=== Task prompt ===
Out of the lines in this data, how many include "calendar"? Give the number and nothing else.
==== Records ====
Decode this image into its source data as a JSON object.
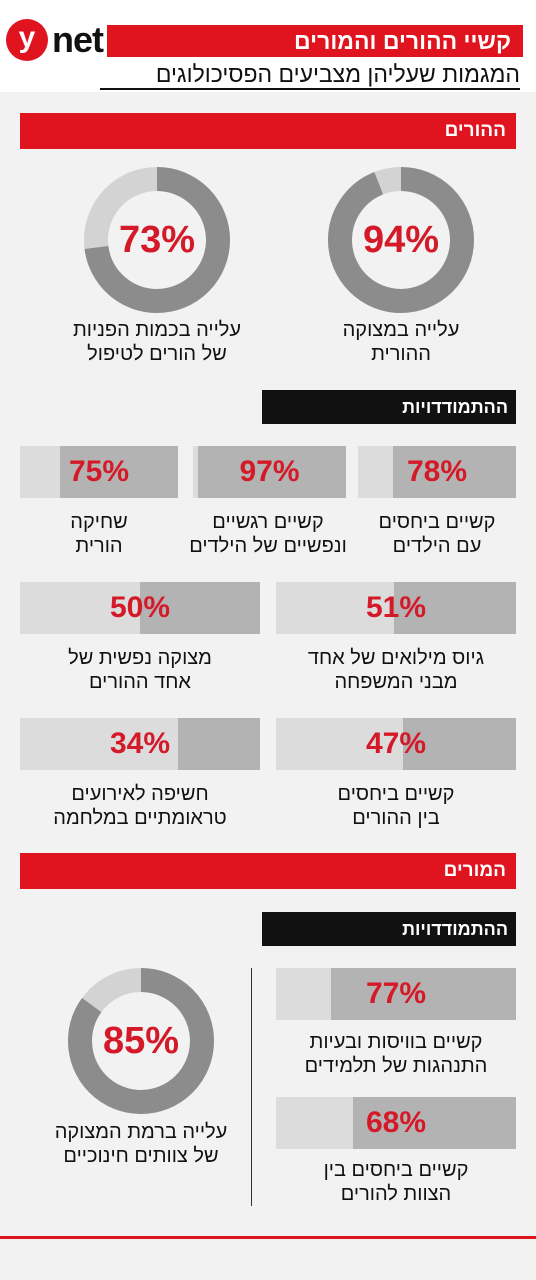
{
  "header": {
    "logo_y": "y",
    "logo_text": "net",
    "title": "קשיי ההורים והמורים",
    "subtitle": "המגמות שעליהן מצביעים הפסיכולוגים"
  },
  "parents": {
    "section_label": "ההורים",
    "donuts": [
      {
        "value": "94%",
        "fraction": 0.94,
        "line1": "עלייה במצוקה",
        "line2": "ההורית"
      },
      {
        "value": "73%",
        "fraction": 0.73,
        "line1": "עלייה בכמות הפניות",
        "line2": "של הורים לטיפול"
      }
    ],
    "coping_label": "ההתמודדויות",
    "bars": [
      {
        "value": "78%",
        "fraction": 0.78,
        "line1": "קשיים ביחסים",
        "line2": "עם הילדים"
      },
      {
        "value": "97%",
        "fraction": 0.97,
        "line1": "קשיים רגשיים",
        "line2": "ונפשיים של הילדים"
      },
      {
        "value": "75%",
        "fraction": 0.75,
        "line1": "שחיקה",
        "line2": "הורית"
      },
      {
        "value": "51%",
        "fraction": 0.51,
        "line1": "גיוס מילואים של אחד",
        "line2": "מבני המשפחה"
      },
      {
        "value": "50%",
        "fraction": 0.5,
        "line1": "מצוקה נפשית של",
        "line2": "אחד ההורים"
      },
      {
        "value": "47%",
        "fraction": 0.47,
        "line1": "קשיים ביחסים",
        "line2": "בין ההורים"
      },
      {
        "value": "34%",
        "fraction": 0.34,
        "line1": "חשיפה לאירועים",
        "line2": "טראומתיים במלחמה"
      }
    ]
  },
  "teachers": {
    "section_label": "המורים",
    "coping_label": "ההתמודדויות",
    "bars": [
      {
        "value": "77%",
        "fraction": 0.77,
        "line1": "קשיים בוויסות ובעיות",
        "line2": "התנהגות של תלמידים"
      },
      {
        "value": "68%",
        "fraction": 0.68,
        "line1": "קשיים ביחסים בין",
        "line2": "הצוות להורים"
      }
    ],
    "donut": {
      "value": "85%",
      "fraction": 0.85,
      "line1": "עלייה ברמת המצוקה",
      "line2": "של צוותים חינוכיים"
    }
  },
  "colors": {
    "red": "#e0141e",
    "value_red": "#d41a28",
    "black": "#111111",
    "dark_gray": "#8c8c8c",
    "light_gray": "#d3d3d3"
  }
}
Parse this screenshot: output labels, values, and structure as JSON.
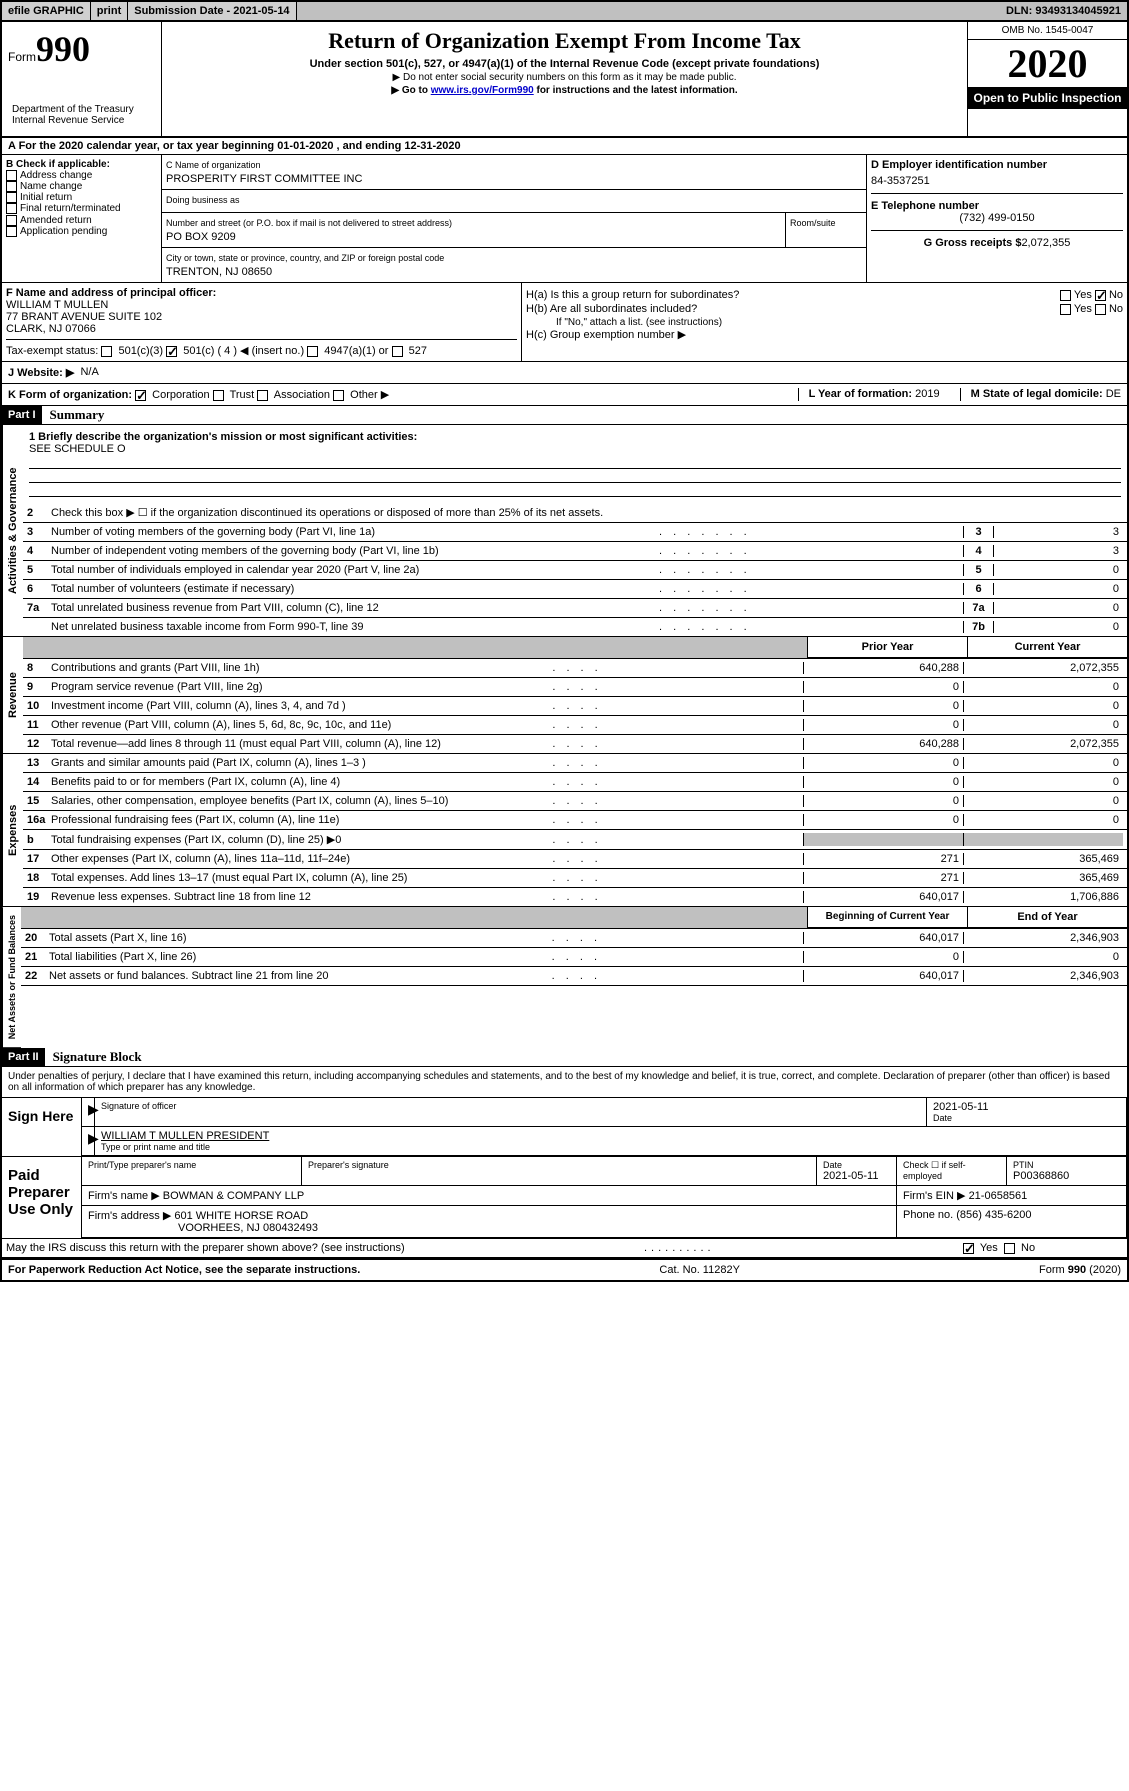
{
  "topbar": {
    "efile": "efile GRAPHIC",
    "print": "print",
    "subdate_label": "Submission Date - ",
    "subdate": "2021-05-14",
    "dln": "DLN: 93493134045921"
  },
  "header": {
    "form_prefix": "Form",
    "form_no": "990",
    "dept": "Department of the Treasury\nInternal Revenue Service",
    "title": "Return of Organization Exempt From Income Tax",
    "subtitle": "Under section 501(c), 527, or 4947(a)(1) of the Internal Revenue Code (except private foundations)",
    "note1": "▶ Do not enter social security numbers on this form as it may be made public.",
    "note2_pre": "▶ Go to ",
    "note2_link": "www.irs.gov/Form990",
    "note2_post": " for instructions and the latest information.",
    "omb": "OMB No. 1545-0047",
    "year": "2020",
    "inspection": "Open to Public Inspection"
  },
  "rowA": "A For the 2020 calendar year, or tax year beginning 01-01-2020   , and ending 12-31-2020",
  "boxB": {
    "label": "B Check if applicable:",
    "items": [
      "Address change",
      "Name change",
      "Initial return",
      "Final return/terminated",
      "Amended return",
      "Application pending"
    ]
  },
  "boxC": {
    "name_label": "C Name of organization",
    "name": "PROSPERITY FIRST COMMITTEE INC",
    "dba_label": "Doing business as",
    "dba": "",
    "street_label": "Number and street (or P.O. box if mail is not delivered to street address)",
    "room_label": "Room/suite",
    "street": "PO BOX 9209",
    "city_label": "City or town, state or province, country, and ZIP or foreign postal code",
    "city": "TRENTON, NJ  08650"
  },
  "boxD": {
    "label": "D Employer identification number",
    "val": "84-3537251"
  },
  "boxE": {
    "label": "E Telephone number",
    "val": "(732) 499-0150"
  },
  "boxG": {
    "label": "G Gross receipts $",
    "val": "2,072,355"
  },
  "boxF": {
    "label": "F  Name and address of principal officer:",
    "name": "WILLIAM T MULLEN",
    "addr1": "77 BRANT AVENUE SUITE 102",
    "addr2": "CLARK, NJ  07066"
  },
  "boxH": {
    "ha": "H(a)  Is this a group return for subordinates?",
    "hb": "H(b)  Are all subordinates included?",
    "hb_note": "If \"No,\" attach a list. (see instructions)",
    "hc": "H(c)  Group exemption number ▶",
    "yes": "Yes",
    "no": "No"
  },
  "rowI": {
    "label": "Tax-exempt status:",
    "opts": [
      "501(c)(3)",
      "501(c) ( 4 ) ◀ (insert no.)",
      "4947(a)(1) or",
      "527"
    ]
  },
  "rowJ": {
    "label": "J   Website: ▶",
    "val": "N/A"
  },
  "rowK": {
    "label": "K Form of organization:",
    "opts": [
      "Corporation",
      "Trust",
      "Association",
      "Other ▶"
    ]
  },
  "rowL": {
    "label": "L Year of formation:",
    "val": "2019"
  },
  "rowM": {
    "label": "M State of legal domicile:",
    "val": "DE"
  },
  "partI": {
    "header": "Part I",
    "title": "Summary"
  },
  "summary": {
    "q1": "1   Briefly describe the organization's mission or most significant activities:",
    "q1_val": "SEE SCHEDULE O",
    "q2": "Check this box ▶ ☐  if the organization discontinued its operations or disposed of more than 25% of its net assets.",
    "lines_gov": [
      {
        "n": "3",
        "t": "Number of voting members of the governing body (Part VI, line 1a)",
        "cell": "3",
        "v": "3"
      },
      {
        "n": "4",
        "t": "Number of independent voting members of the governing body (Part VI, line 1b)",
        "cell": "4",
        "v": "3"
      },
      {
        "n": "5",
        "t": "Total number of individuals employed in calendar year 2020 (Part V, line 2a)",
        "cell": "5",
        "v": "0"
      },
      {
        "n": "6",
        "t": "Total number of volunteers (estimate if necessary)",
        "cell": "6",
        "v": "0"
      },
      {
        "n": "7a",
        "t": "Total unrelated business revenue from Part VIII, column (C), line 12",
        "cell": "7a",
        "v": "0"
      },
      {
        "n": "",
        "t": "Net unrelated business taxable income from Form 990-T, line 39",
        "cell": "7b",
        "v": "0"
      }
    ],
    "col_headers": {
      "prior": "Prior Year",
      "current": "Current Year",
      "begin": "Beginning of Current Year",
      "end": "End of Year"
    },
    "lines_rev": [
      {
        "n": "8",
        "t": "Contributions and grants (Part VIII, line 1h)",
        "p": "640,288",
        "c": "2,072,355"
      },
      {
        "n": "9",
        "t": "Program service revenue (Part VIII, line 2g)",
        "p": "0",
        "c": "0"
      },
      {
        "n": "10",
        "t": "Investment income (Part VIII, column (A), lines 3, 4, and 7d )",
        "p": "0",
        "c": "0"
      },
      {
        "n": "11",
        "t": "Other revenue (Part VIII, column (A), lines 5, 6d, 8c, 9c, 10c, and 11e)",
        "p": "0",
        "c": "0"
      },
      {
        "n": "12",
        "t": "Total revenue—add lines 8 through 11 (must equal Part VIII, column (A), line 12)",
        "p": "640,288",
        "c": "2,072,355"
      }
    ],
    "lines_exp": [
      {
        "n": "13",
        "t": "Grants and similar amounts paid (Part IX, column (A), lines 1–3 )",
        "p": "0",
        "c": "0"
      },
      {
        "n": "14",
        "t": "Benefits paid to or for members (Part IX, column (A), line 4)",
        "p": "0",
        "c": "0"
      },
      {
        "n": "15",
        "t": "Salaries, other compensation, employee benefits (Part IX, column (A), lines 5–10)",
        "p": "0",
        "c": "0"
      },
      {
        "n": "16a",
        "t": "Professional fundraising fees (Part IX, column (A), line 11e)",
        "p": "0",
        "c": "0"
      },
      {
        "n": "b",
        "t": "Total fundraising expenses (Part IX, column (D), line 25) ▶0",
        "shaded": true
      },
      {
        "n": "17",
        "t": "Other expenses (Part IX, column (A), lines 11a–11d, 11f–24e)",
        "p": "271",
        "c": "365,469"
      },
      {
        "n": "18",
        "t": "Total expenses. Add lines 13–17 (must equal Part IX, column (A), line 25)",
        "p": "271",
        "c": "365,469"
      },
      {
        "n": "19",
        "t": "Revenue less expenses. Subtract line 18 from line 12",
        "p": "640,017",
        "c": "1,706,886"
      }
    ],
    "lines_net": [
      {
        "n": "20",
        "t": "Total assets (Part X, line 16)",
        "p": "640,017",
        "c": "2,346,903"
      },
      {
        "n": "21",
        "t": "Total liabilities (Part X, line 26)",
        "p": "0",
        "c": "0"
      },
      {
        "n": "22",
        "t": "Net assets or fund balances. Subtract line 21 from line 20",
        "p": "640,017",
        "c": "2,346,903"
      }
    ],
    "vert_labels": {
      "gov": "Activities & Governance",
      "rev": "Revenue",
      "exp": "Expenses",
      "net": "Net Assets or Fund Balances"
    }
  },
  "partII": {
    "header": "Part II",
    "title": "Signature Block"
  },
  "perjury": "Under penalties of perjury, I declare that I have examined this return, including accompanying schedules and statements, and to the best of my knowledge and belief, it is true, correct, and complete. Declaration of preparer (other than officer) is based on all information of which preparer has any knowledge.",
  "sign": {
    "label": "Sign Here",
    "sig_label": "Signature of officer",
    "date": "2021-05-11",
    "date_label": "Date",
    "name": "WILLIAM T MULLEN  PRESIDENT",
    "name_label": "Type or print name and title"
  },
  "preparer": {
    "label": "Paid Preparer Use Only",
    "name_label": "Print/Type preparer's name",
    "sig_label": "Preparer's signature",
    "date_label": "Date",
    "date": "2021-05-11",
    "check_label": "Check ☐ if self-employed",
    "ptin_label": "PTIN",
    "ptin": "P00368860",
    "firm_label": "Firm's name    ▶",
    "firm": "BOWMAN & COMPANY LLP",
    "ein_label": "Firm's EIN ▶",
    "ein": "21-0658561",
    "addr_label": "Firm's address ▶",
    "addr1": "601 WHITE HORSE ROAD",
    "addr2": "VOORHEES, NJ  080432493",
    "phone_label": "Phone no.",
    "phone": "(856) 435-6200"
  },
  "discuss": "May the IRS discuss this return with the preparer shown above? (see instructions)",
  "footer": {
    "left": "For Paperwork Reduction Act Notice, see the separate instructions.",
    "mid": "Cat. No. 11282Y",
    "right": "Form 990 (2020)"
  }
}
====
=== The completed task ===
2